Dataset entries:
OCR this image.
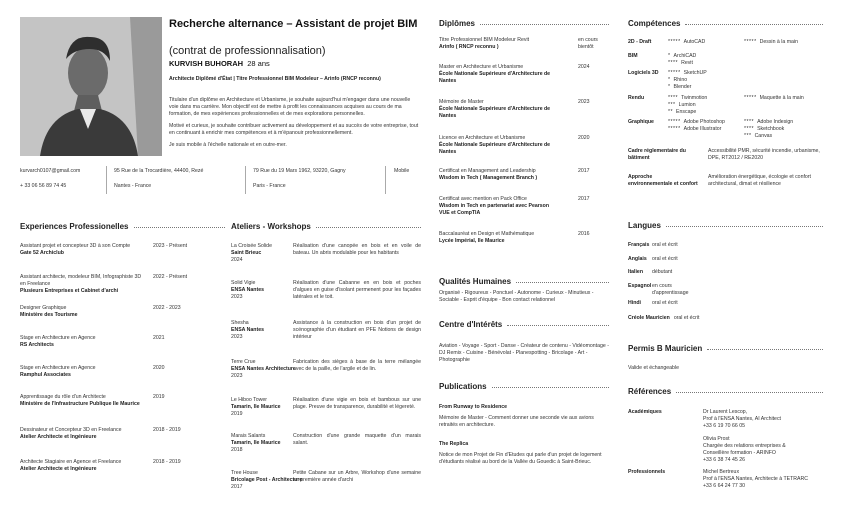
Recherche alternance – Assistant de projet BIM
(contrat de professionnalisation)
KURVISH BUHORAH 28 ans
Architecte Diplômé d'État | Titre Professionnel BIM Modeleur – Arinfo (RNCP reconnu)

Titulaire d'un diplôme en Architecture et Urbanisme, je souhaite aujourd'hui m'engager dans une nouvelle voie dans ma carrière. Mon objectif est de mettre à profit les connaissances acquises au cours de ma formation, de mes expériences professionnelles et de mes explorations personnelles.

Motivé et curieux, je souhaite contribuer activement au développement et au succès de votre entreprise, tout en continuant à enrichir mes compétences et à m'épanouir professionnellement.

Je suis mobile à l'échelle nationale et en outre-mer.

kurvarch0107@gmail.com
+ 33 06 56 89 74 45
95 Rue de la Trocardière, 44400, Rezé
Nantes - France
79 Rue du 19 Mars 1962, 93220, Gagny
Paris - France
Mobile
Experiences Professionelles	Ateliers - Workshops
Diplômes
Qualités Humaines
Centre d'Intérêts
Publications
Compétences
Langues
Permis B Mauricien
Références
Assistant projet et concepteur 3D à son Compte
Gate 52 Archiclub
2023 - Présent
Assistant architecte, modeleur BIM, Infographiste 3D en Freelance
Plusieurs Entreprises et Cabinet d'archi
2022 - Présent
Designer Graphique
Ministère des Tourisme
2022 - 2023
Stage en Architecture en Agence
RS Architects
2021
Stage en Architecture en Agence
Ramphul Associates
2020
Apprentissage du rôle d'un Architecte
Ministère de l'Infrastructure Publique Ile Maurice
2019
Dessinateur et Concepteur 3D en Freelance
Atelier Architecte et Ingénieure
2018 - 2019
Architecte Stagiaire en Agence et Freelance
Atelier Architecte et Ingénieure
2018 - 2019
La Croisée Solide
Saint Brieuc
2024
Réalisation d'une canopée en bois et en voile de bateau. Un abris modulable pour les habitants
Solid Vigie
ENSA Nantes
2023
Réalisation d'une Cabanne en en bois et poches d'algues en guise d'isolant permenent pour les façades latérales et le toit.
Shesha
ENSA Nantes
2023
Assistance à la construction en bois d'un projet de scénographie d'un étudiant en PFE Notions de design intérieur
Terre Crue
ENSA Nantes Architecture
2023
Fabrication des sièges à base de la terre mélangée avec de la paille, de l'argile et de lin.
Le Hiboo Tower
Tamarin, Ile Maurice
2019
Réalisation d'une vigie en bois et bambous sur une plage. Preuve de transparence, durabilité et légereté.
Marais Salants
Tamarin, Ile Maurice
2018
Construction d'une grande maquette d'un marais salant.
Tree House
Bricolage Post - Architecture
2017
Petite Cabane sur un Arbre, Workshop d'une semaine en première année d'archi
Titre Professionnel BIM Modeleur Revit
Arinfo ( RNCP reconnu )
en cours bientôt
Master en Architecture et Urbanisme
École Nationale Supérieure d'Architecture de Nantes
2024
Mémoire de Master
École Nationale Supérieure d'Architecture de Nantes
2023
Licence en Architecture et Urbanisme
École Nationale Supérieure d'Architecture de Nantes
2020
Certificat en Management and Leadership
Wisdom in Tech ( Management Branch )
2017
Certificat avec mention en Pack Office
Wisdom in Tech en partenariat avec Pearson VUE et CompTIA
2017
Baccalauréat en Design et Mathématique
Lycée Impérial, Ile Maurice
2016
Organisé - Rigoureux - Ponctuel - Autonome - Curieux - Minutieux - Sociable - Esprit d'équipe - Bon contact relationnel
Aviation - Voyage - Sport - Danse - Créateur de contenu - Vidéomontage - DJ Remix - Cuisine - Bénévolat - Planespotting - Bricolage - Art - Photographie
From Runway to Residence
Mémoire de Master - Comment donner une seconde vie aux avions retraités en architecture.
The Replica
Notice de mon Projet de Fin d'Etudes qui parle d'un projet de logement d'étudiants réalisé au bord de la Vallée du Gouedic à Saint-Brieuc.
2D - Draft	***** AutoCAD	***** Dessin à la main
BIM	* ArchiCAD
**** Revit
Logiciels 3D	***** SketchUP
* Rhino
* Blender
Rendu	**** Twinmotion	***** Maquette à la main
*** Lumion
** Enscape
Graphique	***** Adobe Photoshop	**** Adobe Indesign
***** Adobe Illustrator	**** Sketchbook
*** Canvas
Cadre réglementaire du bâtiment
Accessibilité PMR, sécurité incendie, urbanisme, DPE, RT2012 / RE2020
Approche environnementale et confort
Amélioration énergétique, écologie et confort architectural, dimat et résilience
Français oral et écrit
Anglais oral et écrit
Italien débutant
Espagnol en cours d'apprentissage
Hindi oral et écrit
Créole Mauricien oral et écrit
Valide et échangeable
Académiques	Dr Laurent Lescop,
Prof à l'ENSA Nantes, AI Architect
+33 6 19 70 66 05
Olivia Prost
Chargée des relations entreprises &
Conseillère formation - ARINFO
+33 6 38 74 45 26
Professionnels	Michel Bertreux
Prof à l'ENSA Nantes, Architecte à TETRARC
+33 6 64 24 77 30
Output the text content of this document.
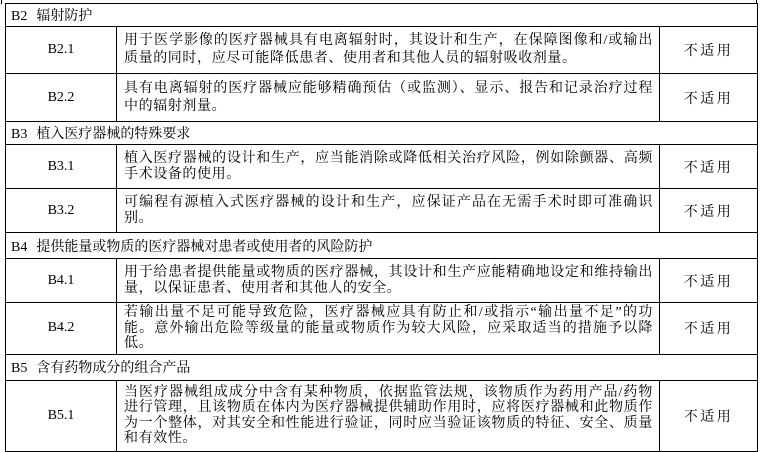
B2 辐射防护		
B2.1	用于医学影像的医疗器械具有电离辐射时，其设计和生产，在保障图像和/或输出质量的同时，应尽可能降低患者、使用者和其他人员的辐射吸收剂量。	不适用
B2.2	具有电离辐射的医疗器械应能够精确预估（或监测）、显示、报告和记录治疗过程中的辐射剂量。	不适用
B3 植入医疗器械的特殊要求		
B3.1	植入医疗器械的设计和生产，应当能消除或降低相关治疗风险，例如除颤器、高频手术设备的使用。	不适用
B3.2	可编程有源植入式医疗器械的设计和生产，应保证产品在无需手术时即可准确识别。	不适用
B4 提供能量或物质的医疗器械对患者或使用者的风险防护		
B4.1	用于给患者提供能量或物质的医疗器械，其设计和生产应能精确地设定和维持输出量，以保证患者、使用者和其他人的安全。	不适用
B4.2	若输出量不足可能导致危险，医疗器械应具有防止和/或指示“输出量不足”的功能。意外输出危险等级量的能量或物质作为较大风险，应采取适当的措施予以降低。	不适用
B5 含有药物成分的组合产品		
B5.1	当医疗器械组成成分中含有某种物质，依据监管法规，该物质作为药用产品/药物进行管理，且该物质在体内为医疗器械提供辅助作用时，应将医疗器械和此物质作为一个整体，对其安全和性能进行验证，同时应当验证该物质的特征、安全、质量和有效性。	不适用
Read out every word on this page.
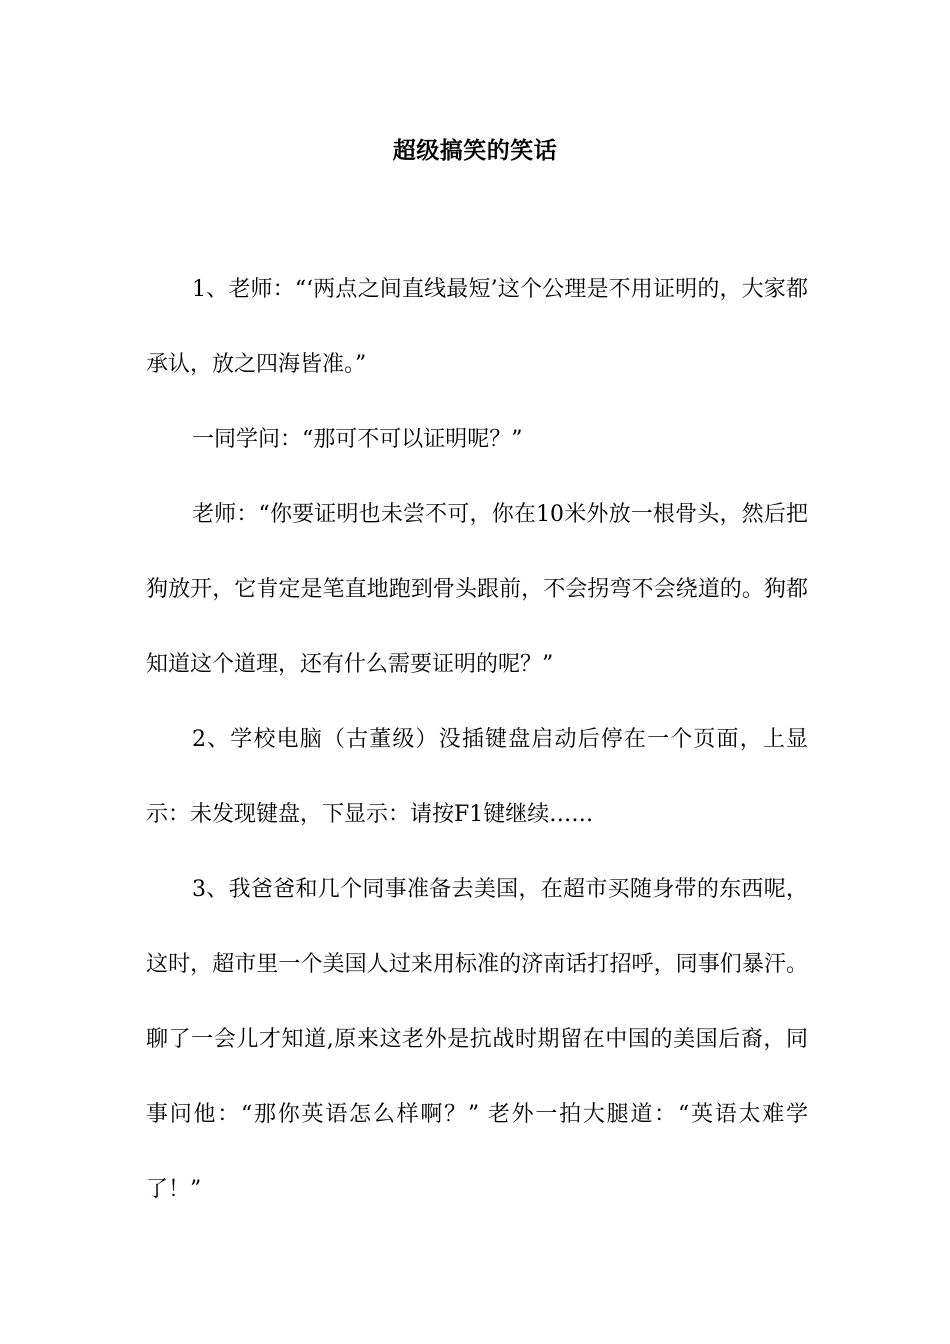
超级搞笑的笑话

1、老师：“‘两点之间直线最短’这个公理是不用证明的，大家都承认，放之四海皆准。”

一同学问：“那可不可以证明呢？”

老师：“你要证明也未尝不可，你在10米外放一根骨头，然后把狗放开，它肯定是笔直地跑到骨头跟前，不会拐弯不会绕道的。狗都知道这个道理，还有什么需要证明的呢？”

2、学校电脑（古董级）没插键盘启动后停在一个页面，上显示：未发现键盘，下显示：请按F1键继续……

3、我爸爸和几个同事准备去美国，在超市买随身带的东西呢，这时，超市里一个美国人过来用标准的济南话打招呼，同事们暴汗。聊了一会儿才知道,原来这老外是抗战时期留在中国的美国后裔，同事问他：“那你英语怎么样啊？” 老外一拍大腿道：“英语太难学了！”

## Task instructions
Nothing in the entries above should change when they are printed again, except that the pictures are dropped.

## The response
OCR this image.
Recherche alternance – Assistant de projet BIM
(contrat de professionnalisation)
KURVISH BUHORAH 28 ans
Architecte Diplômé d'État | Titre Professionnel BIM Modeleur – Arinfo (RNCP reconnu)

Titulaire d'un diplôme en Architecture et Urbanisme, je souhaite aujourd'hui m'engager dans une nouvelle voie dans ma carrière. Mon objectif est de mettre à profit les connaissances acquises au cours de ma formation, de mes expériences professionnelles et de mes explorations personnelles.

Motivé et curieux, je souhaite contribuer activement au développement et au succès de votre entreprise, tout en continuant à enrichir mes compétences et à m'épanouir professionnellement.

Je suis mobile à l'échelle nationale et en outre-mer.

kurvarch0107@gmail.com
+ 33 06 56 89 74 45
95 Rue de la Trocardière, 44400, Rezé
Nantes - France
79 Rue du 19 Mars 1962, 93220, Gagny
Paris - France
Mobile
Experiences Professionelles	Ateliers - Workshops
Diplômes
Qualités Humaines
Centre d'Intérêts
Publications
Compétences
Langues
Permis B Mauricien
Références
Assistant projet et concepteur 3D à son Compte
Gate 52 Archiclub
2023 - Présent
Assistant architecte, modeleur BIM, Infographiste 3D en Freelance
Plusieurs Entreprises et Cabinet d'archi
2022 - Présent
Designer Graphique
Ministère des Tourisme
2022 - 2023
Stage en Architecture en Agence
RS Architects
2021
Stage en Architecture en Agence
Ramphul Associates
2020
Apprentissage du rôle d'un Architecte
Ministère de l'Infrastructure Publique Ile Maurice
2019
Dessinateur et Concepteur 3D en Freelance
Atelier Architecte et Ingénieure
2018 - 2019
Architecte Stagiaire en Agence et Freelance
Atelier Architecte et Ingénieure
2018 - 2019
La Croisée Solide
Saint Brieuc
2024
Réalisation d'une canopée en bois et en voile de bateau. Un abris modulable pour les habitants
Solid Vigie
ENSA Nantes
2023
Réalisation d'une Cabanne en en bois et poches d'algues en guise d'isolant permenent pour les façades latérales et le toit.
Shesha
ENSA Nantes
2023
Assistance à la construction en bois d'un projet de scénographie d'un étudiant en PFE Notions de design intérieur
Terre Crue
ENSA Nantes Architecture
2023
Fabrication des sièges à base de la terre mélangée avec de la paille, de l'argile et de lin.
Le Hiboo Tower
Tamarin, Ile Maurice
2019
Réalisation d'une vigie en bois et bambous sur une plage. Preuve de transparence, durabilité et légereté.
Marais Salants
Tamarin, Ile Maurice
2018
Construction d'une grande maquette d'un marais salant.
Tree House
Bricolage Post - Architecture
2017
Petite Cabane sur un Arbre, Workshop d'une semaine en première année d'archi
Titre Professionnel BIM Modeleur Revit
Arinfo ( RNCP reconnu )
en cours bientôt
Master en Architecture et Urbanisme
École Nationale Supérieure d'Architecture de Nantes
2024
Mémoire de Master
École Nationale Supérieure d'Architecture de Nantes
2023
Licence en Architecture et Urbanisme
École Nationale Supérieure d'Architecture de Nantes
2020
Certificat en Management and Leadership
Wisdom in Tech ( Management Branch )
2017
Certificat avec mention en Pack Office
Wisdom in Tech en partenariat avec Pearson VUE et CompTIA
2017
Baccalauréat en Design et Mathématique
Lycée Impérial, Ile Maurice
2016
Organisé - Rigoureux - Ponctuel - Autonome - Curieux - Minutieux - Sociable - Esprit d'équipe - Bon contact relationnel
Aviation - Voyage - Sport - Danse - Créateur de contenu - Vidéomontage - DJ Remix - Cuisine - Bénévolat - Planespotting - Bricolage - Art - Photographie
From Runway to Residence
Mémoire de Master - Comment donner une seconde vie aux avions retraités en architecture.
The Replica
Notice de mon Projet de Fin d'Etudes qui parle d'un projet de logement d'étudiants réalisé au bord de la Vallée du Gouedic à Saint-Brieuc.
2D - Draft	***** AutoCAD	***** Dessin à la main
BIM	* ArchiCAD
**** Revit
Logiciels 3D	***** SketchUP
* Rhino
* Blender
Rendu	**** Twinmotion	***** Maquette à la main
*** Lumion
** Enscape
Graphique	***** Adobe Photoshop	**** Adobe Indesign
***** Adobe Illustrator	**** Sketchbook
*** Canvas
Cadre réglementaire du bâtiment
Accessibilité PMR, sécurité incendie, urbanisme, DPE, RT2012 / RE2020
Approche environnementale et confort
Amélioration énergétique, écologie et confort architectural, dimat et résilience
Français oral et écrit
Anglais oral et écrit
Italien débutant
Espagnol en cours d'apprentissage
Hindi oral et écrit
Créole Mauricien oral et écrit
Valide et échangeable
Académiques	Dr Laurent Lescop,
Prof à l'ENSA Nantes, AI Architect
+33 6 19 70 66 05
Olivia Prost
Chargée des relations entreprises &
Conseillère formation - ARINFO
+33 6 38 74 45 26
Professionnels	Michel Bertreux
Prof à l'ENSA Nantes, Architecte à TETRARC
+33 6 64 24 77 30
Output the text content of this document.
B2 辐射防护		
B2.1	用于医学影像的医疗器械具有电离辐射时，其设计和生产，在保障图像和/或输出质量的同时，应尽可能降低患者、使用者和其他人员的辐射吸收剂量。	不适用
B2.2	具有电离辐射的医疗器械应能够精确预估（或监测）、显示、报告和记录治疗过程中的辐射剂量。	不适用
B3 植入医疗器械的特殊要求		
B3.1	植入医疗器械的设计和生产，应当能消除或降低相关治疗风险，例如除颤器、高频手术设备的使用。	不适用
B3.2	可编程有源植入式医疗器械的设计和生产，应保证产品在无需手术时即可准确识别。	不适用
B4 提供能量或物质的医疗器械对患者或使用者的风险防护		
B4.1	用于给患者提供能量或物质的医疗器械，其设计和生产应能精确地设定和维持输出量，以保证患者、使用者和其他人的安全。	不适用
B4.2	若输出量不足可能导致危险，医疗器械应具有防止和/或指示“输出量不足”的功能。意外输出危险等级量的能量或物质作为较大风险，应采取适当的措施予以降低。	不适用
B5 含有药物成分的组合产品		
B5.1	当医疗器械组成成分中含有某种物质，依据监管法规，该物质作为药用产品/药物进行管理，且该物质在体内为医疗器械提供辅助作用时，应将医疗器械和此物质作为一个整体，对其安全和性能进行验证，同时应当验证该物质的特征、安全、质量和有效性。	不适用
Read out every word on this page.
超级搞笑的笑话

1、老师：“‘两点之间直线最短’这个公理是不用证明的，大家都承认，放之四海皆准。”

一同学问：“那可不可以证明呢？”

老师：“你要证明也未尝不可，你在10米外放一根骨头，然后把狗放开，它肯定是笔直地跑到骨头跟前，不会拐弯不会绕道的。狗都知道这个道理，还有什么需要证明的呢？”

2、学校电脑（古董级）没插键盘启动后停在一个页面，上显示：未发现键盘，下显示：请按F1键继续……

3、我爸爸和几个同事准备去美国，在超市买随身带的东西呢，这时，超市里一个美国人过来用标准的济南话打招呼，同事们暴汗。聊了一会儿才知道,原来这老外是抗战时期留在中国的美国后裔，同事问他：“那你英语怎么样啊？” 老外一拍大腿道：“英语太难学了！”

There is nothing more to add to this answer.